**What you need to do**.
Restate the full set of records exactly, without adding or dropping a word.

______

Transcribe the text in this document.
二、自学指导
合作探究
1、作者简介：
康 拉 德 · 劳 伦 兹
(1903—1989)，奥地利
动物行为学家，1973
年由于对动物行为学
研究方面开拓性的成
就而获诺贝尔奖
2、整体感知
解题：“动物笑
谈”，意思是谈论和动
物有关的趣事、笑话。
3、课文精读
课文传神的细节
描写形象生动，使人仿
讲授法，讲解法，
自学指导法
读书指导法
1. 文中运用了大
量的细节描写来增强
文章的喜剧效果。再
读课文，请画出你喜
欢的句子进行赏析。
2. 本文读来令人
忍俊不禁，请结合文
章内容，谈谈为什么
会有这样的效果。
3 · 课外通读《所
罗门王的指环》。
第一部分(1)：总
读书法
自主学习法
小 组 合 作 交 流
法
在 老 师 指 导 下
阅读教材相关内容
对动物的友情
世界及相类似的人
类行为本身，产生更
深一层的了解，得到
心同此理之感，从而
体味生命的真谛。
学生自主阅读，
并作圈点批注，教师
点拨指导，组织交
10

______

**Expected answer**.
Transcribe the text in this document.
二、自学指导
合作探究
1、作者简介：
康 拉 德 · 劳 伦 兹
(1903—1989)，奥地利
动物行为学家，1973
年由于对动物行为学
研究方面开拓性的成
就而获诺贝尔奖
2、整体感知
解题：“动物笑
谈”，意思是谈论和动
物有关的趣事、笑话。
3、课文精读
课文传神的细节
描写形象生动，使人仿
讲授法，讲解法，
自学指导法
读书指导法
1. 文中运用了大
量的细节描写来增强
文章的喜剧效果。再
读课文，请画出你喜
欢的句子进行赏析。
2. 本文读来令人
忍俊不禁，请结合文
章内容，谈谈为什么
会有这样的效果。
3 · 课外通读《所
罗门王的指环》。
第一部分(1)：总
读书法
自主学习法
小 组 合 作 交 流
法
在 老 师 指 导 下
阅读教材相关内容
对动物的友情
世界及相类似的人
类行为本身，产生更
深一层的了解，得到
心同此理之感，从而
体味生命的真谛。
学生自主阅读，
并作圈点批注，教师
点拨指导，组织交
10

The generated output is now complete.